- [Instructions for the task]: Go through the records and copy each line where the word "Elements" occurs.
*** Data listing
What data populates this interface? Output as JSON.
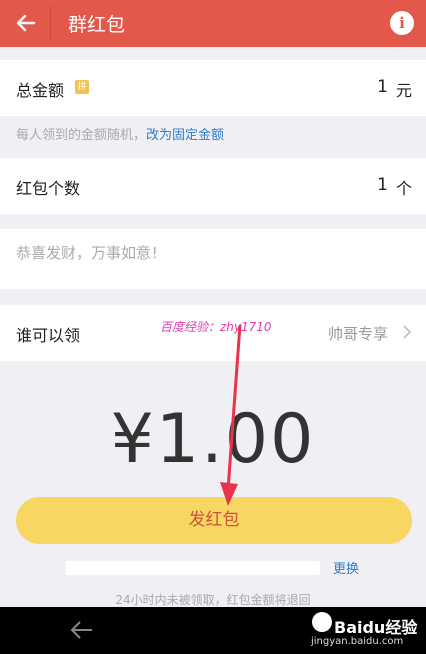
{
  "header": {
    "title": "群红包"
  },
  "total_amount": {
    "label": "总金额",
    "badge": "拼",
    "value": "1",
    "unit": "元"
  },
  "hint": {
    "text": "每人领到的金额随机，",
    "link": "改为固定金额"
  },
  "count": {
    "label": "红包个数",
    "value": "1",
    "unit": "个"
  },
  "greeting": {
    "placeholder": "恭喜发财，万事如意！"
  },
  "who_can_claim": {
    "label": "谁可以领",
    "value": "帅哥专享"
  },
  "watermark": "百度经验：zhy1710",
  "amount_display": "¥1.00",
  "send_button": "发红包",
  "change_link": "更换",
  "footnote": "24小时内未被领取，红包金额将退回",
  "brand": {
    "name": "Baidu经验",
    "url": "jingyan.baidu.com"
  },
  "colors": {
    "header": "#e4574b",
    "button": "#f7d762",
    "link": "#2e7ec9",
    "annotation": "#e8334a"
  }
}
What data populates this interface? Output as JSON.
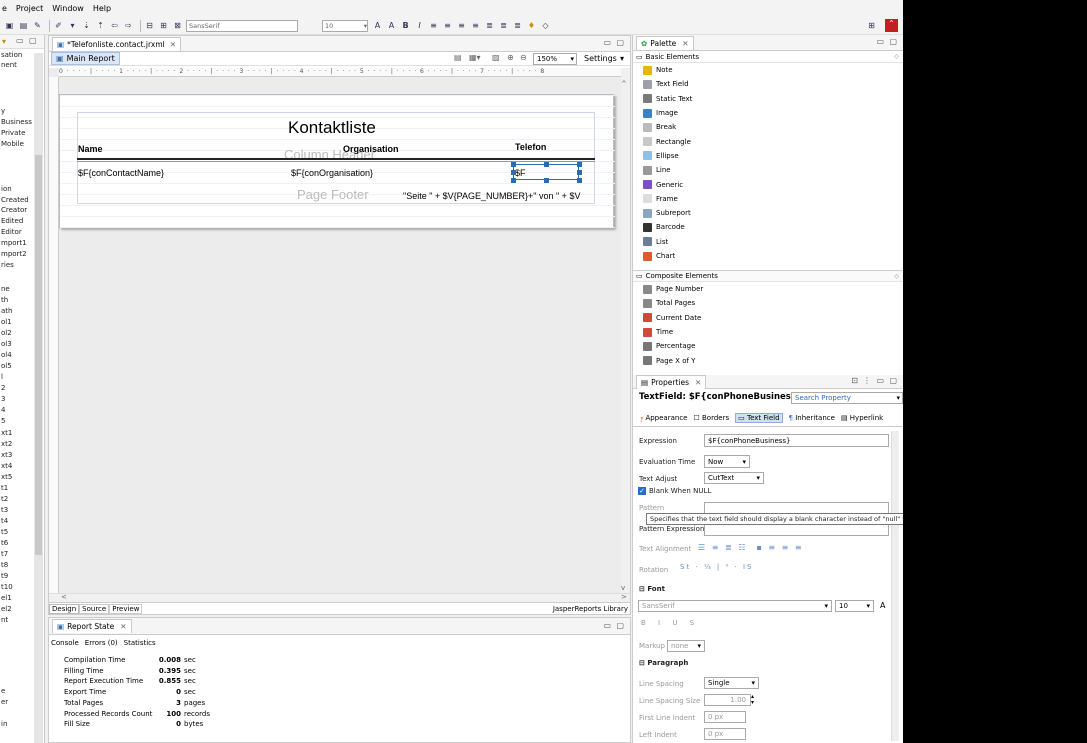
{
  "menu": [
    "e",
    "Project",
    "Window",
    "Help"
  ],
  "toolbar": {
    "font": "SansSerif",
    "font_size": "10"
  },
  "left_panel": {
    "items": [
      "sation",
      "nent",
      "y",
      "Business",
      "Private",
      "Mobile",
      "ion",
      "Created",
      "Creator",
      "Edited",
      "Editor",
      "mport1",
      "mport2",
      "ries",
      "ne",
      "th",
      "ath",
      "ol1",
      "ol2",
      "ol3",
      "ol4",
      "ol5",
      "l",
      "2",
      "3",
      "4",
      "5",
      "xt1",
      "xt2",
      "xt3",
      "xt4",
      "xt5",
      "t1",
      "t2",
      "t3",
      "t4",
      "t5",
      "t6",
      "t7",
      "t8",
      "t9",
      "t10",
      "el1",
      "el2",
      "nt",
      "e",
      "er",
      "in"
    ]
  },
  "editor": {
    "tab": "*Telefonliste.contact.jrxml",
    "subtab": "Main Report",
    "zoom": "150%",
    "settings": "Settings",
    "report": {
      "title": "Kontaktliste",
      "column_header_band": "Column Header",
      "page_footer_band": "Page Footer",
      "headers": [
        "Name",
        "Organisation",
        "Telefon"
      ],
      "fields": [
        "$F{conContactName}",
        "$F{conOrganisation}",
        "$F"
      ],
      "footer_expr": "\"Seite \" + $V{PAGE_NUMBER}+\" von \" + $V"
    },
    "bottom_tabs": [
      "Design",
      "Source",
      "Preview"
    ],
    "library": "JasperReports Library"
  },
  "report_state": {
    "tab": "Report State",
    "subtabs": [
      "Console",
      "Errors (0)",
      "Statistics"
    ],
    "rows": [
      {
        "label": "Compilation Time",
        "value": "0.008",
        "unit": "sec"
      },
      {
        "label": "Filling Time",
        "value": "0.395",
        "unit": "sec"
      },
      {
        "label": "Report Execution Time",
        "value": "0.855",
        "unit": "sec"
      },
      {
        "label": "Export Time",
        "value": "0",
        "unit": "sec"
      },
      {
        "label": "Total Pages",
        "value": "3",
        "unit": "pages"
      },
      {
        "label": "Processed Records Count",
        "value": "100",
        "unit": "records"
      },
      {
        "label": "Fill Size",
        "value": "0",
        "unit": "bytes"
      }
    ]
  },
  "palette": {
    "tab": "Palette",
    "basic": "Basic Elements",
    "basic_items": [
      {
        "label": "Note",
        "color": "#e6b800"
      },
      {
        "label": "Text Field",
        "color": "#9aa0a6"
      },
      {
        "label": "Static Text",
        "color": "#7a7a7a"
      },
      {
        "label": "Image",
        "color": "#3b82c4"
      },
      {
        "label": "Break",
        "color": "#bbbbbb"
      },
      {
        "label": "Rectangle",
        "color": "#c8c8c8"
      },
      {
        "label": "Ellipse",
        "color": "#8fc1e8"
      },
      {
        "label": "Line",
        "color": "#999999"
      },
      {
        "label": "Generic",
        "color": "#7b4fc9"
      },
      {
        "label": "Frame",
        "color": "#dddddd"
      },
      {
        "label": "Subreport",
        "color": "#8aa6c1"
      },
      {
        "label": "Barcode",
        "color": "#333333"
      },
      {
        "label": "List",
        "color": "#6b7d99"
      },
      {
        "label": "Chart",
        "color": "#e05a2b"
      }
    ],
    "composite": "Composite Elements",
    "composite_items": [
      {
        "label": "Page Number",
        "color": "#888888"
      },
      {
        "label": "Total Pages",
        "color": "#888888"
      },
      {
        "label": "Current Date",
        "color": "#d04a3a"
      },
      {
        "label": "Time",
        "color": "#d04a3a"
      },
      {
        "label": "Percentage",
        "color": "#777777"
      },
      {
        "label": "Page X of Y",
        "color": "#777777"
      }
    ]
  },
  "properties": {
    "tab": "Properties",
    "title": "TextField: $F{conPhoneBusiness}",
    "search": "Search Property",
    "tabs": [
      "Appearance",
      "Borders",
      "Text Field",
      "Inheritance",
      "Hyperlink"
    ],
    "expression_label": "Expression",
    "expression": "$F{conPhoneBusiness}",
    "eval_label": "Evaluation Time",
    "eval": "Now",
    "adjust_label": "Text Adjust",
    "adjust": "CutText",
    "blank_label": "Blank When NULL",
    "pattern_label": "Pattern",
    "pattern_expr_label": "Pattern Expression",
    "align_label": "Text Alignment",
    "rotation_label": "Rotation",
    "font_section": "Font",
    "font": "SansSerif",
    "font_size": "10",
    "markup_label": "Markup",
    "markup": "none",
    "paragraph_section": "Paragraph",
    "line_spacing_label": "Line Spacing",
    "line_spacing": "Single",
    "line_spacing_size_label": "Line Spacing Size",
    "line_spacing_size": "1.00",
    "first_indent_label": "First Line Indent",
    "first_indent": "0 px",
    "left_indent_label": "Left Indent",
    "left_indent": "0 px"
  },
  "tooltip": "Specifies that the text field should display a blank character instead of \"null\" when the text field expression evaluates to null."
}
******
- [Written solution]:
    "basic": "Basic Elements",
    "composite": "Composite Elements",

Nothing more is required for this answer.